British Fashion Awards 2013

Lo scorso 2 dicembre 2013 al Coliseum di Londra si sono svolti i British Fashion Awards 2013, gli Oscar della moda inglese assegnati ogni anno dal Bfc-British Fashion Council, che hanno premiato il talento e la creatività di molte firme del mondo della moda. Tra i 16 awards assegnati spicca il nome dell’italianissima Miuccia Prada, protagonista assoluta della serata, che si è aggiudicata l’International Designer of the Year award, il nuovo premio introdotto proprio con l’edizione di quest’ anno.

Nato per celebrare i designer più considerevoli nel panorama internazionale, l’importante riconoscimento è stato assegnato alla stilista italiana più in voga del momento, recentemente inserita dalla rivista “Time” nell’elenco delle 100 personalità più influenti del ventesimo secolo, conosciuta per le sue capacità di innovare continuamente e fissare ad ogni collezione l’agenda di tutto il settore moda: ennesima testimonianza della grande influenza che il suo stile esercita nel mondo della moda.

## [COMPITO RICHIESTO 1]
Riassumi in due frasi il brano sui British Fashion Awards 2013.
## [COMPITO RICHIESTO 2]
Rispondi alle domande seguenti usando il brano sui British Fashion Awards 2013.
(a) In quale luogo si è tenuta la cerimonia?
(b) Quanti premi sono stati assegnati?
(c) Quale riconoscimento ha ottenuto Miuccia Prada?
## [COMPITO RICHIESTO 3]
Prosegui il brano sui British Fashion Awards 2013 a partire dalla sua ultima frase, con un breve paragrafo.

## [RECORD ELENCATI]
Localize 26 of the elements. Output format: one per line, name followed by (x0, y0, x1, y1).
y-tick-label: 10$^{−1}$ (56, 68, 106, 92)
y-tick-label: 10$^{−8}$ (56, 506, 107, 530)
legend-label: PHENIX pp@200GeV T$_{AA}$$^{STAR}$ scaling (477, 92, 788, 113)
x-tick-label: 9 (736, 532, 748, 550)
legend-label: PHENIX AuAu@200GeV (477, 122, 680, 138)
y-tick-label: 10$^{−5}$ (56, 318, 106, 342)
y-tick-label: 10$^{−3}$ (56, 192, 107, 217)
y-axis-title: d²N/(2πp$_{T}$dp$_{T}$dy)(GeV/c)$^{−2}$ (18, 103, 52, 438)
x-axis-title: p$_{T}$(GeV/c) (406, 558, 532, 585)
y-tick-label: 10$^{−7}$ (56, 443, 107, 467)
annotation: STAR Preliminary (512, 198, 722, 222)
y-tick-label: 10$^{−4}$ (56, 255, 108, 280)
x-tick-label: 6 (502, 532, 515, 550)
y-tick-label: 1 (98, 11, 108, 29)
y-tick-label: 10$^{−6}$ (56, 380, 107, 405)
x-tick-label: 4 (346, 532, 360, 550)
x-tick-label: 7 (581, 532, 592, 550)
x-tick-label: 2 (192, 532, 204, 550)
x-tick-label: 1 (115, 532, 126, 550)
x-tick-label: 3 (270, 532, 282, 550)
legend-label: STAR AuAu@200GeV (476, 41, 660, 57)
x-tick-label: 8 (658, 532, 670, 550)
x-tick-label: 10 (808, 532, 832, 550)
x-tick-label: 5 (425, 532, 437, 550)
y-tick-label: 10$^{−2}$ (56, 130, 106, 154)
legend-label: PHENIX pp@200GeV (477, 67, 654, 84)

## [RISPOSTA ATTESA 1]
Il 2 dicembre 2013 il British Fashion Council ha assegnato al Coliseum di Londra i British Fashion Awards 2013, considerati gli Oscar della moda inglese. Tra i 16 premi spicca l'International Designer of the Year award, introdotto proprio in quell'edizione, che è andato a Miuccia Prada, nota per la sua capacità di innovare continuamente e di fissare con ogni collezione l'agenda del settore.

## [RISPOSTA ATTESA 2]
(a) Al Coliseum di Londra.
(b) 16.
(c) L'International Designer of the Year award.

## [RISPOSTA ATTESA 3]
Stile che nasce agli inizi degli anni ’80 grazie all’incontro tra lei, sofisticata signorina milanese, sempre in tacchi e vestiti mai banali ai cortei studenteschi, erede di un negozio di borse e valigie, e lui il toscano-aretino Patrizio Bertelli, imprenditore di pelletteria, personaggio dantesco e vulcano di idee. Il connubio degli opposti che si attraggono, ha posto le basi di quello che ora è il così detto “Fenomeno Prada”. Il marchio di moda non è più solo considerato un gruppo, ma un brand dai grandi numeri, simbolo di uno stile concettuale che ha saputo ribaltare i canoni estetici, creare voghe, diventando un fatto di costume tanto da dettare le tendenze sulla scena mondiale.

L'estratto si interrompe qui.